**Exercise task**
Copy out lines with the word "misturas" from the material that follows.

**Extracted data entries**
============================================================

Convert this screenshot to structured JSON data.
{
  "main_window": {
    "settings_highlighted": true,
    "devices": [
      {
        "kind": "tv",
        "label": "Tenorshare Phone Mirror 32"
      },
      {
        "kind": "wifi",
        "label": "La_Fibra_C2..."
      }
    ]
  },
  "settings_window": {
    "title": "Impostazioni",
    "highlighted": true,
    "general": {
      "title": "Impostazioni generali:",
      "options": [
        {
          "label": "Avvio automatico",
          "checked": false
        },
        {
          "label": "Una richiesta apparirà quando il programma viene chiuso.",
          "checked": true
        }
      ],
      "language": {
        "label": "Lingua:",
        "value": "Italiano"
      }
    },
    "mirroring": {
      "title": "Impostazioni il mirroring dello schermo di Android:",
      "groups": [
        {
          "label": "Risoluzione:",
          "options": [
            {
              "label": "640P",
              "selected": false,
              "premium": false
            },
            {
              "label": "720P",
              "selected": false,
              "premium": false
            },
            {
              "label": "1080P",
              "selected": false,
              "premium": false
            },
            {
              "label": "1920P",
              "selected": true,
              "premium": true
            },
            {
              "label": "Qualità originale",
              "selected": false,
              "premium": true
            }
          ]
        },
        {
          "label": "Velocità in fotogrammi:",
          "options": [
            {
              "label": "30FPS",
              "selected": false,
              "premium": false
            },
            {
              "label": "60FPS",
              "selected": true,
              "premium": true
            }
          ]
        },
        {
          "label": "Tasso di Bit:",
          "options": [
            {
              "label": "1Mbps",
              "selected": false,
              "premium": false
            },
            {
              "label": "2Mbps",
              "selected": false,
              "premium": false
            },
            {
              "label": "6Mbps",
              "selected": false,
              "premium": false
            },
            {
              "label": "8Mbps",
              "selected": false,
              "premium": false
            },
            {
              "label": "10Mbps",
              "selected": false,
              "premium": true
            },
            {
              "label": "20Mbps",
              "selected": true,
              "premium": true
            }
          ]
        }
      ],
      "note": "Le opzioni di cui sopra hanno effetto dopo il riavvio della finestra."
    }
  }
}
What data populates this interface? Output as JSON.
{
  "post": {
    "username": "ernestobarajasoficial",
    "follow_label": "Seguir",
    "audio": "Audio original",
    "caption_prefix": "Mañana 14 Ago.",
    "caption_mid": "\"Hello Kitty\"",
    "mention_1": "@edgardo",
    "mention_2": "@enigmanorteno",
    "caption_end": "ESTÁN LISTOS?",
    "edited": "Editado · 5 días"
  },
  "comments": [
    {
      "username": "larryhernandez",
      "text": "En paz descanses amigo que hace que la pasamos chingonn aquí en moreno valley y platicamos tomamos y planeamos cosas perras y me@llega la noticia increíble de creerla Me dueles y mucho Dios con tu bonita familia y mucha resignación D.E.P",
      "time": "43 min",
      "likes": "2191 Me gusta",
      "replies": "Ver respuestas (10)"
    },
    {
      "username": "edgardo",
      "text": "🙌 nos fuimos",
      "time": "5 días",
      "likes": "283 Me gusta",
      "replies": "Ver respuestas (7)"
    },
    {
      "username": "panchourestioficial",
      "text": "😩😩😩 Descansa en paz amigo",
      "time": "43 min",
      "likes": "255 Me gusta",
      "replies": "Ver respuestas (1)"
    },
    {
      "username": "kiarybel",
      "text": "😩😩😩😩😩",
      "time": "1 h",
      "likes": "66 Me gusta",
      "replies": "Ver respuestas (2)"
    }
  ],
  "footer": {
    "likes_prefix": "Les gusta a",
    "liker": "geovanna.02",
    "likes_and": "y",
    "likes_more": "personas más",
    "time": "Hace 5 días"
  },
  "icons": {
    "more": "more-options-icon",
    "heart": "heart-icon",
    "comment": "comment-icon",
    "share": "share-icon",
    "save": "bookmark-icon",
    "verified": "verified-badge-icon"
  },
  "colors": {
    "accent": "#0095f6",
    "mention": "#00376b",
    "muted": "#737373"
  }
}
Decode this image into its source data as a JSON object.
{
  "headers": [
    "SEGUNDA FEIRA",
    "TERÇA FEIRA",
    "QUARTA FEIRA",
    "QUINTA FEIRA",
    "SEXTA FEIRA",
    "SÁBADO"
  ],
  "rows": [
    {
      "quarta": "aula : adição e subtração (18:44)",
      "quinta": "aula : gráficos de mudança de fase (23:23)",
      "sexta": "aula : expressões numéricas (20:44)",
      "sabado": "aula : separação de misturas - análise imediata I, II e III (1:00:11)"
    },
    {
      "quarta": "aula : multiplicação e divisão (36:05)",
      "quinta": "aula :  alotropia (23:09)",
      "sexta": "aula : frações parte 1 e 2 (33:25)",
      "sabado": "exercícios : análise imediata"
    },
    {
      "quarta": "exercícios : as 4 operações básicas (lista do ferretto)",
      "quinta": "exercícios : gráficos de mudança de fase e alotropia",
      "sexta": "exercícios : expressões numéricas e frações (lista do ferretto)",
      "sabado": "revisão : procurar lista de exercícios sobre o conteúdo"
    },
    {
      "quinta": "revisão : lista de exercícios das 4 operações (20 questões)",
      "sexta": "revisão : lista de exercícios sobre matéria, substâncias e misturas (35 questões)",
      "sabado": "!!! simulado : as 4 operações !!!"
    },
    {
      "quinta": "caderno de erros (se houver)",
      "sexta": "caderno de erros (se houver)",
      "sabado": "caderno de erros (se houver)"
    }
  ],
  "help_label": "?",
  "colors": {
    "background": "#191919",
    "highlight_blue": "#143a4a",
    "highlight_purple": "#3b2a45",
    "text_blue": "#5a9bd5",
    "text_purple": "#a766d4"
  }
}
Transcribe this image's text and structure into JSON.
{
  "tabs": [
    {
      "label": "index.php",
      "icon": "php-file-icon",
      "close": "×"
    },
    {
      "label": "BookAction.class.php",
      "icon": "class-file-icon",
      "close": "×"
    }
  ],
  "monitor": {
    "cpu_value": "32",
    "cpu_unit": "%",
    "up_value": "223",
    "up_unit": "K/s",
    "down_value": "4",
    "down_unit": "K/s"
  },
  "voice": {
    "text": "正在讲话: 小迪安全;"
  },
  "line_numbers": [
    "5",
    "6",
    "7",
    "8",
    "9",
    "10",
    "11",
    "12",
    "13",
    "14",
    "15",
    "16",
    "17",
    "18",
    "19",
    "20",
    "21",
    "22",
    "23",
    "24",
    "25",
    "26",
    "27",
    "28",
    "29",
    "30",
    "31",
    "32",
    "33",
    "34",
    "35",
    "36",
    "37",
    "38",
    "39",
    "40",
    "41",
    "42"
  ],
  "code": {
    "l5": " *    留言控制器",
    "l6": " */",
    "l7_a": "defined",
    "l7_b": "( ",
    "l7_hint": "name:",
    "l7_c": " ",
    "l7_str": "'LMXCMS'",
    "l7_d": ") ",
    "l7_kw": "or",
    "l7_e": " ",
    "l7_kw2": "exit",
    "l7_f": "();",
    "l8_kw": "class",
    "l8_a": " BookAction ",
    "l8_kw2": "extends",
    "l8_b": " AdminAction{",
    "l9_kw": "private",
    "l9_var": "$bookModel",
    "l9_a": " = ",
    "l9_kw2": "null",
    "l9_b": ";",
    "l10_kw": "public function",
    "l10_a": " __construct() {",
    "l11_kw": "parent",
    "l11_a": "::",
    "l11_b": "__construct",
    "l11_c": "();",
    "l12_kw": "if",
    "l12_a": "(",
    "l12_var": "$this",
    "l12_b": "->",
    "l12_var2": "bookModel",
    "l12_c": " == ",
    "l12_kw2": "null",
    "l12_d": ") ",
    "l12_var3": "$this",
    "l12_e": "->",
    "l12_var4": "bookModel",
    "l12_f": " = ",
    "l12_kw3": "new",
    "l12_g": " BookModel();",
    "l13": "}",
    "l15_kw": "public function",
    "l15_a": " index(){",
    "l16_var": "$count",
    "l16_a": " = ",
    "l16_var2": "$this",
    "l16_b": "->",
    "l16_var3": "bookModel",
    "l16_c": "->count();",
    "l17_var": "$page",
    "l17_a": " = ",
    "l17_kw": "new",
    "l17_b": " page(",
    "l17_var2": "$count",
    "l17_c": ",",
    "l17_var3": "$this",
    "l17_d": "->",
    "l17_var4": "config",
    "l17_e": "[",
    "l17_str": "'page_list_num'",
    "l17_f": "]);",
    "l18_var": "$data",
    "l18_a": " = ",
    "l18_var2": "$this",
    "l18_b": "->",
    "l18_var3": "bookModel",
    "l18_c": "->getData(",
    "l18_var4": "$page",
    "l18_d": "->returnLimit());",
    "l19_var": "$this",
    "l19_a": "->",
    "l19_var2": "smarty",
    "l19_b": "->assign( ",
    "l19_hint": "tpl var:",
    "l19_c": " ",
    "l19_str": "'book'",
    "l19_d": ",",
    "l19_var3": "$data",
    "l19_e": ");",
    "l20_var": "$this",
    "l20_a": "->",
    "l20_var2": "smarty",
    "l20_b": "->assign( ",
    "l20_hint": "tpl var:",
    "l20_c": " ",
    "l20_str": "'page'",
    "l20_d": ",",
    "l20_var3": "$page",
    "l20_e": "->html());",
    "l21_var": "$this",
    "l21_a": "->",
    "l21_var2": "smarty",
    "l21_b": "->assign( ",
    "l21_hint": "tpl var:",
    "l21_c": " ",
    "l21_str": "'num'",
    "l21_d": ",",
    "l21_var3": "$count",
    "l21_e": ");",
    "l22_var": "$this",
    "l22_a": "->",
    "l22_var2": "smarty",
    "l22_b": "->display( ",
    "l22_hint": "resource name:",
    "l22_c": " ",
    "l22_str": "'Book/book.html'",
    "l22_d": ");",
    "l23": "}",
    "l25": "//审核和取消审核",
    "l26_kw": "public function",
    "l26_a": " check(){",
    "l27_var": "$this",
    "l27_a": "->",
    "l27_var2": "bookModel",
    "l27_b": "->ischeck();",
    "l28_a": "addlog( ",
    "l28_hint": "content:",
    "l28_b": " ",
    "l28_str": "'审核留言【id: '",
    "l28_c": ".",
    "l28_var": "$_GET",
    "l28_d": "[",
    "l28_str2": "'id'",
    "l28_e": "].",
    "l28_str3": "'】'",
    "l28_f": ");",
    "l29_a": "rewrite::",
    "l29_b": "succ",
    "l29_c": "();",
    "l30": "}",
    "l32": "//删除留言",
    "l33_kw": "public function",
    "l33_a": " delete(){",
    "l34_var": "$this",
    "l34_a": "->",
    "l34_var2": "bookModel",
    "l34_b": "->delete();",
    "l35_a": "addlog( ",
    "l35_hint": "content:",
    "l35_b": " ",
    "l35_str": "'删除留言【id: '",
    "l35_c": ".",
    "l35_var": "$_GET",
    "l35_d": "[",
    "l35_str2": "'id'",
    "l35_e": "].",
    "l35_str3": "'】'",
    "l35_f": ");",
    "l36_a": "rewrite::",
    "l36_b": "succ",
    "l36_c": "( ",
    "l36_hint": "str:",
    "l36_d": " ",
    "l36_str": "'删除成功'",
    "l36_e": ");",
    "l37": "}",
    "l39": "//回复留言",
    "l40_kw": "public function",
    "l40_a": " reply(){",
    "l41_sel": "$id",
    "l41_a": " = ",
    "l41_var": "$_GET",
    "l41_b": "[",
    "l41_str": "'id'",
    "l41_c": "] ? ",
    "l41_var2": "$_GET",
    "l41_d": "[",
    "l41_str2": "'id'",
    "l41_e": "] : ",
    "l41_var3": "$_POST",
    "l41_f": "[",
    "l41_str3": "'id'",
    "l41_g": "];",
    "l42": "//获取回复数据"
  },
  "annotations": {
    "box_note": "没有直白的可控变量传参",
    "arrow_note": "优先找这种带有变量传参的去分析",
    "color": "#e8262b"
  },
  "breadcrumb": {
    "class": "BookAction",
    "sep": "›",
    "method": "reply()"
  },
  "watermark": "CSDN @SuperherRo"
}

============================================================

**Task output**
      "sabado": "aula : separação de misturas - análise imediata I, II e III (1:00:11)"
      "sexta": "revisão : lista de exercícios sobre matéria, substâncias e misturas (35 questões)",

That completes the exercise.